Source records:
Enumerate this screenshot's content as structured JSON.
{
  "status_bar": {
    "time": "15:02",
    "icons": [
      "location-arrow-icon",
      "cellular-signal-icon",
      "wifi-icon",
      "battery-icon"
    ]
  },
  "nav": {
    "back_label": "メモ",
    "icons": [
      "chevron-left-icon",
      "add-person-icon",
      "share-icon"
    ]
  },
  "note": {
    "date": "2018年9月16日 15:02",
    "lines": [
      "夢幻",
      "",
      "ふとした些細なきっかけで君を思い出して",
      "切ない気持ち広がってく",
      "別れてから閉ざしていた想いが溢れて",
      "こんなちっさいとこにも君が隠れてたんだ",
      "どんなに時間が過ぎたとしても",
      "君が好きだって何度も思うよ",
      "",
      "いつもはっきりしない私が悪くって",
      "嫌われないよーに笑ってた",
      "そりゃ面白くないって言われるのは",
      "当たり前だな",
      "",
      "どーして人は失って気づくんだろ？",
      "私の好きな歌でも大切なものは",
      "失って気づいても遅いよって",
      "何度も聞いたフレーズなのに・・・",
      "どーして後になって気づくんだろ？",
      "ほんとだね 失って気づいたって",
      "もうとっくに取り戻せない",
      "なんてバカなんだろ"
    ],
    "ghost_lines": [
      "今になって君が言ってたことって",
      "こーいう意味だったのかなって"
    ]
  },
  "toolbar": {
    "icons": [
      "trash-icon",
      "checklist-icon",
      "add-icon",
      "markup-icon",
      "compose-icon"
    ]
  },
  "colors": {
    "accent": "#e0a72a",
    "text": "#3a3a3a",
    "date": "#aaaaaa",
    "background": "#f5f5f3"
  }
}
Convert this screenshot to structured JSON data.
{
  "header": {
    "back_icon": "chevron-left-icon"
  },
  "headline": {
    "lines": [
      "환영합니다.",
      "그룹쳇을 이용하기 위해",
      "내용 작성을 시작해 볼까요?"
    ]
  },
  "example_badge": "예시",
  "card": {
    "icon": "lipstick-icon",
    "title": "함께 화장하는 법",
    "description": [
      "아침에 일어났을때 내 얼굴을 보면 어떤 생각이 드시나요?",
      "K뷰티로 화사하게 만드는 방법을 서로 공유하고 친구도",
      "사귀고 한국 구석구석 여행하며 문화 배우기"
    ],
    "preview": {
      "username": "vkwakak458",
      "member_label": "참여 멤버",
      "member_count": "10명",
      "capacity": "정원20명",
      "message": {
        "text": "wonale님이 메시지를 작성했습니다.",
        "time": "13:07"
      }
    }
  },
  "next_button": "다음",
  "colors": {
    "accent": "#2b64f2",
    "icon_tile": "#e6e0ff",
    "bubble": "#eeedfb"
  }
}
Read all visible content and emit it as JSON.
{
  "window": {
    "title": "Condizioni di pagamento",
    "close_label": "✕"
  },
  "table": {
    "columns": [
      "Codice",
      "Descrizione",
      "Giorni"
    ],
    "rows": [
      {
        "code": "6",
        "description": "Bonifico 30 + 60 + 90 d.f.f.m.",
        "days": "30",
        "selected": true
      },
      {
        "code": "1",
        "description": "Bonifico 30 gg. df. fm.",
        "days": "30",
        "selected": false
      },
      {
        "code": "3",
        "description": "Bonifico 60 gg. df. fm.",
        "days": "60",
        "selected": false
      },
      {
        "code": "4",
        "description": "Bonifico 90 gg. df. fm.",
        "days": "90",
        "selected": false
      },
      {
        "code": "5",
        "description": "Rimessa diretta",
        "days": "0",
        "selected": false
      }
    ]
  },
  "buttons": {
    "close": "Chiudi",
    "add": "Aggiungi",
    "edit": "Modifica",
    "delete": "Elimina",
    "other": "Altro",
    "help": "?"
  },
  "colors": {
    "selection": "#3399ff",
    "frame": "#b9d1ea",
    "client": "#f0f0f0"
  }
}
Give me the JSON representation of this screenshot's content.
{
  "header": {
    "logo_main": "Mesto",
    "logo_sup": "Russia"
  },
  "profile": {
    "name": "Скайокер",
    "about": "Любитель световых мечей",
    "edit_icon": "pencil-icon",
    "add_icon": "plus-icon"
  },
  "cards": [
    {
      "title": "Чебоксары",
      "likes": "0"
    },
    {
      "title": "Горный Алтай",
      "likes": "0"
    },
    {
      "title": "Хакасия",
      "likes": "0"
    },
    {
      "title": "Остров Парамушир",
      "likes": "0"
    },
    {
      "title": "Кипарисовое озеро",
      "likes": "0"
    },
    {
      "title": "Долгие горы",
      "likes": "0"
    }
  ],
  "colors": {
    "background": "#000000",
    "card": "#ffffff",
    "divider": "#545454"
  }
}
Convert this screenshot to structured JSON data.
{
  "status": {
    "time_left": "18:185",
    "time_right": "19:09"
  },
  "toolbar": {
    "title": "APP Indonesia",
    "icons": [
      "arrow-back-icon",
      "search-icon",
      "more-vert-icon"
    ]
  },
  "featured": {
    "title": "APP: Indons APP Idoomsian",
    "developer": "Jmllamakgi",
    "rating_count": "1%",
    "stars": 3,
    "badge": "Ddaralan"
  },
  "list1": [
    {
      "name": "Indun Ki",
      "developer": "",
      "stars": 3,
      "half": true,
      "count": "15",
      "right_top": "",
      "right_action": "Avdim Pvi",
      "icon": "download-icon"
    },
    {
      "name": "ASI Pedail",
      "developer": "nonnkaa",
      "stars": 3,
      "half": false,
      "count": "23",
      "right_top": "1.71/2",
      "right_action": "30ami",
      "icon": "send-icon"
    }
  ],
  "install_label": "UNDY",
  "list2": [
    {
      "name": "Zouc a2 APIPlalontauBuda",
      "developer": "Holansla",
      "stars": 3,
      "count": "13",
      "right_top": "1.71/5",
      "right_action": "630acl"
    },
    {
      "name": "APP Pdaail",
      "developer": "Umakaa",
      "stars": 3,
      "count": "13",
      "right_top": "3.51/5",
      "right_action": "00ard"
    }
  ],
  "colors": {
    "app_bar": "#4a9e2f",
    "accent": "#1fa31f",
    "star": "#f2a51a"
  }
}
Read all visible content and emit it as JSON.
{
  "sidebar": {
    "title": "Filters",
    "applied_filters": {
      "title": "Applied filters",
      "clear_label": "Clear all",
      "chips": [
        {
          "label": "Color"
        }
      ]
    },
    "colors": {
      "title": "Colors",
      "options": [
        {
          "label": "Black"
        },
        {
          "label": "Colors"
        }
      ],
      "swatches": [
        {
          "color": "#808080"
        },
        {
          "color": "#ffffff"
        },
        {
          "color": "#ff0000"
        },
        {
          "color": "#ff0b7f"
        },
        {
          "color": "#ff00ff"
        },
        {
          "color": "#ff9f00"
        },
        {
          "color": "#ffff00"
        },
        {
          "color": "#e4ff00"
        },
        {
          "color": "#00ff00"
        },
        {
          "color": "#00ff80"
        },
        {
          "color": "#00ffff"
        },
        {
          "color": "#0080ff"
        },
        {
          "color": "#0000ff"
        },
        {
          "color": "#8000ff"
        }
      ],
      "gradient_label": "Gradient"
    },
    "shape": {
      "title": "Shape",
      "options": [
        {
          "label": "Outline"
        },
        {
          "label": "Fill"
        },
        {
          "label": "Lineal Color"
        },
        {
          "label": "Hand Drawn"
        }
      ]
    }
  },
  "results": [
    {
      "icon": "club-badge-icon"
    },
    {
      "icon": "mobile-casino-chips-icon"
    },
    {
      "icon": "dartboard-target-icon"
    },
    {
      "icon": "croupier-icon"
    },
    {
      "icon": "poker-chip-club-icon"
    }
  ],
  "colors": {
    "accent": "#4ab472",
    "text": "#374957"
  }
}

THE REQUEST =
Lines of the material that contain the word "content" are to be gathered.

SOLVED PROBLEM =
Enumerate this screenshot's content as structured JSON.
Read all visible content and emit it as JSON.
Give me the JSON representation of this screenshot's content.
Read all visible content and emit it as JSON.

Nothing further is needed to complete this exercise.